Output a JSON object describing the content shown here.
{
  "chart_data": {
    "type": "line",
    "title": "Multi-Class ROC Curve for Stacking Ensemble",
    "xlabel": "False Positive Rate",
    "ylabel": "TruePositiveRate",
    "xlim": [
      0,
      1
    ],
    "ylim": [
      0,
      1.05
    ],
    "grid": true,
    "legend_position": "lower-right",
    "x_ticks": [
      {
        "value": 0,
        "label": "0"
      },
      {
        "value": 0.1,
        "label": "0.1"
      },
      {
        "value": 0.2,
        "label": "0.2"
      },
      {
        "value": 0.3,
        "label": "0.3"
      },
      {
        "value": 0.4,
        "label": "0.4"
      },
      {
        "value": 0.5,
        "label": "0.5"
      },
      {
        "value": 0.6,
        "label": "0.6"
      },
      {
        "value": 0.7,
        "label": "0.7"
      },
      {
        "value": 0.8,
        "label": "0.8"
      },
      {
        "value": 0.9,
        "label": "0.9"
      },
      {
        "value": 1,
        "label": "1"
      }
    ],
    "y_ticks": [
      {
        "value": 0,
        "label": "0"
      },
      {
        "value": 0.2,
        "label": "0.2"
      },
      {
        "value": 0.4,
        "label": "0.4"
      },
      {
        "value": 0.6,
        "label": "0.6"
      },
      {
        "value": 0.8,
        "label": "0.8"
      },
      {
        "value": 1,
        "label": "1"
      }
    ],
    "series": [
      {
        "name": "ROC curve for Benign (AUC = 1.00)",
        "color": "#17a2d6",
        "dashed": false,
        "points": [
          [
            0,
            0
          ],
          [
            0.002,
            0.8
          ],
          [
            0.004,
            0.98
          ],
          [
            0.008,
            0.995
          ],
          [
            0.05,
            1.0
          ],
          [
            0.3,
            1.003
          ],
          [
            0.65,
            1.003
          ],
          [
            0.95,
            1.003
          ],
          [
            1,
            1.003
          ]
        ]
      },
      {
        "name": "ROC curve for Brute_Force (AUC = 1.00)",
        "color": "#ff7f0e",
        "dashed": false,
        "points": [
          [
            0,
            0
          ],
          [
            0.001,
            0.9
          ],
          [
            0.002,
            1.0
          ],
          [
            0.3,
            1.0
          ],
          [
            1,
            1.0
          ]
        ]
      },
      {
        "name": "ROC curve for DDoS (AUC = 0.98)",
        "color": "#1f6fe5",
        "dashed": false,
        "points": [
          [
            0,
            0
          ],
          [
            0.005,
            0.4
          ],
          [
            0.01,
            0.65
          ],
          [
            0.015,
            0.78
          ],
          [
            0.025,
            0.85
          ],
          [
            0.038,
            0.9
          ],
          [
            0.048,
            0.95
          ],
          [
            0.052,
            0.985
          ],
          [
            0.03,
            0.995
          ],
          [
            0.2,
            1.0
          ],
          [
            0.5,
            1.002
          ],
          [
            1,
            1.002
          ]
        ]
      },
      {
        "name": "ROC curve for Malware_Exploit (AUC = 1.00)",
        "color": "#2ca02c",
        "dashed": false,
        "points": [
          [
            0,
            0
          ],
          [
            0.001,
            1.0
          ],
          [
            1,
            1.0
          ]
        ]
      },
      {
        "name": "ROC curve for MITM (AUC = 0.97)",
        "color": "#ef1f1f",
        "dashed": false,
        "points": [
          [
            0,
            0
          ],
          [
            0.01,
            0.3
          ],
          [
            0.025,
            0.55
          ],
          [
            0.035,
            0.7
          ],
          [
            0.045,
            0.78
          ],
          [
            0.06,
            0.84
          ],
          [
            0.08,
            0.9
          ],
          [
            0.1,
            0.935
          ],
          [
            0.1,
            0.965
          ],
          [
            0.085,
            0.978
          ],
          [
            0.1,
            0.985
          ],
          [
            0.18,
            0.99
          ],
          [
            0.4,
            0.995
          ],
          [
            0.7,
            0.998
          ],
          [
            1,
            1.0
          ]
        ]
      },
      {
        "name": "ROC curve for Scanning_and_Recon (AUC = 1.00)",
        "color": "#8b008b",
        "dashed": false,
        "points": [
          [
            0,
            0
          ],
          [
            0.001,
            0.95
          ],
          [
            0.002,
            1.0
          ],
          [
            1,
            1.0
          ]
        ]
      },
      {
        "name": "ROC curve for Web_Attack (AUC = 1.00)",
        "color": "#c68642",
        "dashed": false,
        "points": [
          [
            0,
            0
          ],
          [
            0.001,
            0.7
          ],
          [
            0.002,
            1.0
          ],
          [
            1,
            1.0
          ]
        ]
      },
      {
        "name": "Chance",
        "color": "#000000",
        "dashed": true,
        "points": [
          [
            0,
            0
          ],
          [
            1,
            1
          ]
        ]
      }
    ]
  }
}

What you have to do:
Tell how many lines of the material above hold "color", answering with a bare number.

Reply:
8